Stored records:
====

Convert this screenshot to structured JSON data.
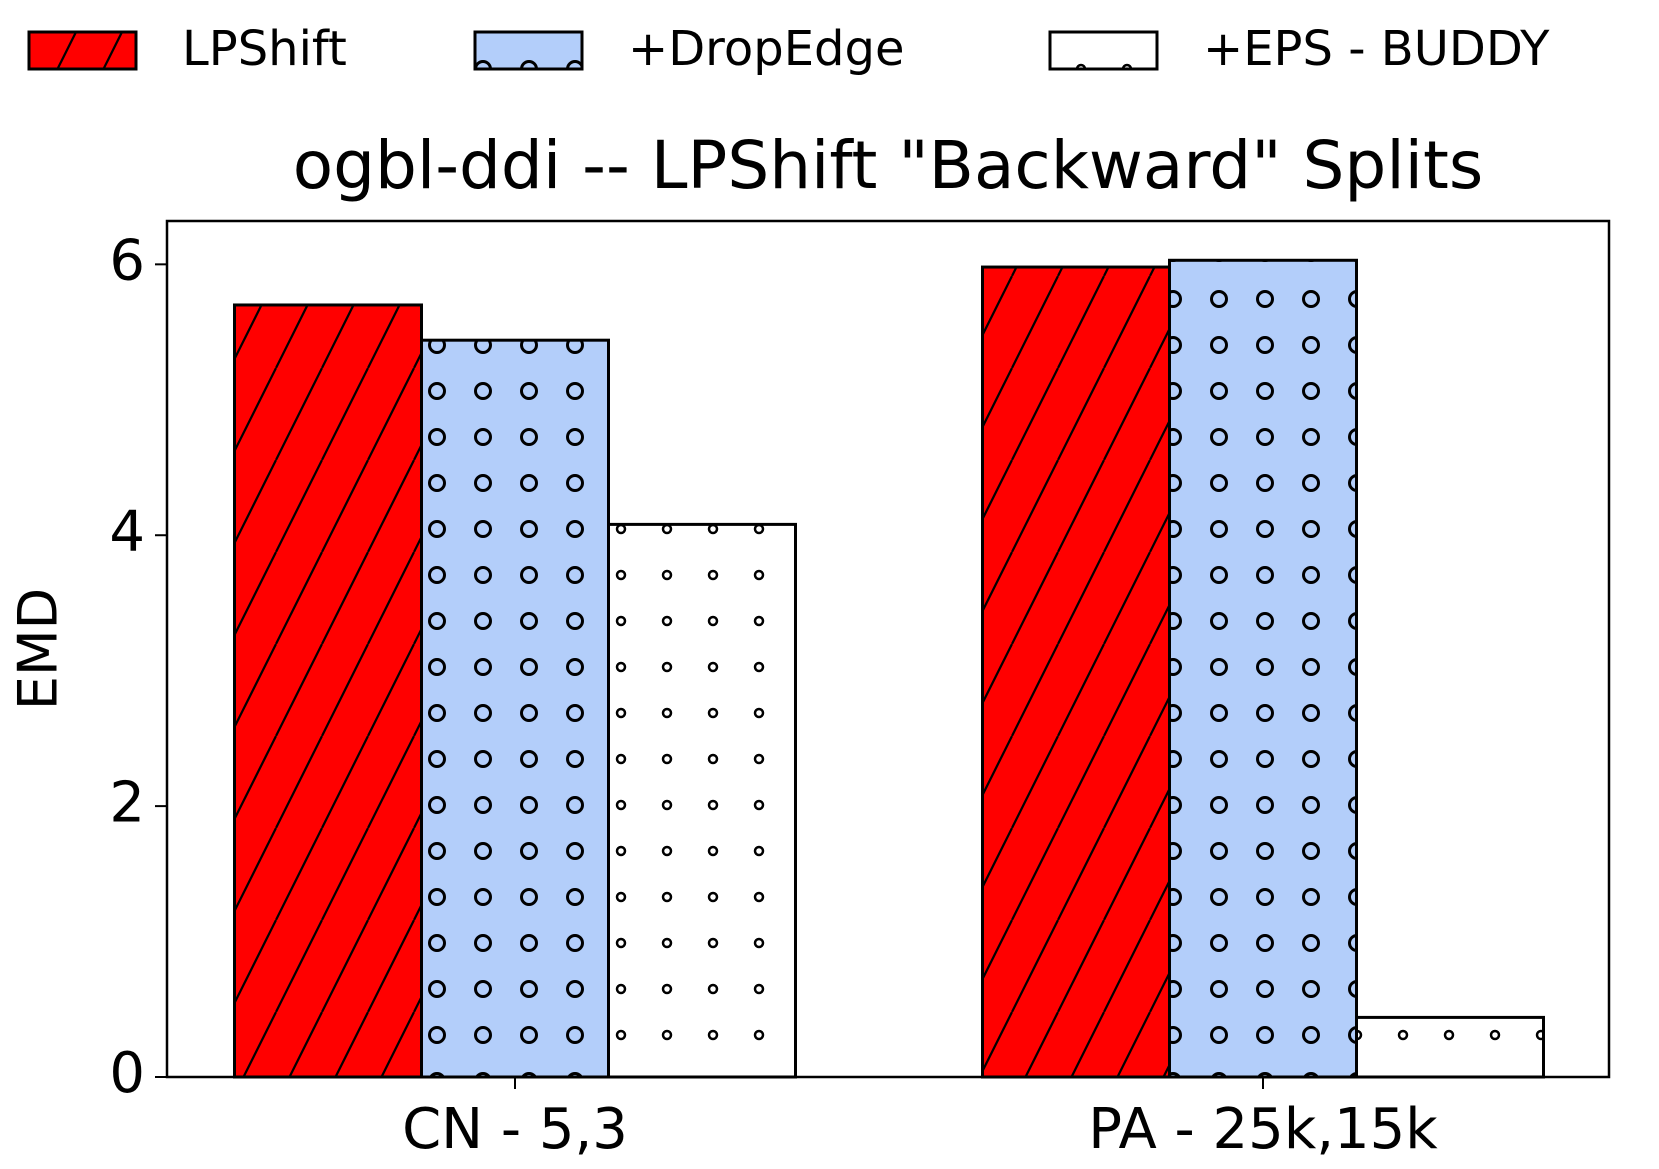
{
  "chart_data": {
    "type": "bar",
    "title": "ogbl-ddi -- LPShift \"Backward\" Splits",
    "y_label": "EMD",
    "categories": [
      "CN - 5,3",
      "PA - 25k,15k"
    ],
    "series": [
      {
        "name": "LPShift",
        "color": "#ff0000",
        "hatch": "/",
        "values": [
          5.7,
          5.98
        ]
      },
      {
        "name": "+DropEdge",
        "color": "#b3cefa",
        "hatch": "o",
        "values": [
          5.44,
          6.03
        ]
      },
      {
        "name": "+EPS - BUDDY",
        "color": "#ffffff",
        "hatch": ".",
        "values": [
          4.08,
          0.44
        ]
      }
    ],
    "ylim": [
      0,
      6.32
    ],
    "yticks": [
      0,
      2,
      4,
      6
    ],
    "grid": false,
    "legend": "top"
  }
}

====

| GOAL OF THE EXERCISE |
Leave out the pictures and print every line of the data exactly.

| SOLUTION TO THE EXERCISE |
Convert this screenshot to structured JSON data.
{
  "chart_data": {
    "type": "bar",
    "title": "ogbl-ddi -- LPShift \"Backward\" Splits",
    "y_label": "EMD",
    "categories": [
      "CN - 5,3",
      "PA - 25k,15k"
    ],
    "series": [
      {
        "name": "LPShift",
        "color": "#ff0000",
        "hatch": "/",
        "values": [
          5.7,
          5.98
        ]
      },
      {
        "name": "+DropEdge",
        "color": "#b3cefa",
        "hatch": "o",
        "values": [
          5.44,
          6.03
        ]
      },
      {
        "name": "+EPS - BUDDY",
        "color": "#ffffff",
        "hatch": ".",
        "values": [
          4.08,
          0.44
        ]
      }
    ],
    "ylim": [
      0,
      6.32
    ],
    "yticks": [
      0,
      2,
      4,
      6
    ],
    "grid": false,
    "legend": "top"
  }
}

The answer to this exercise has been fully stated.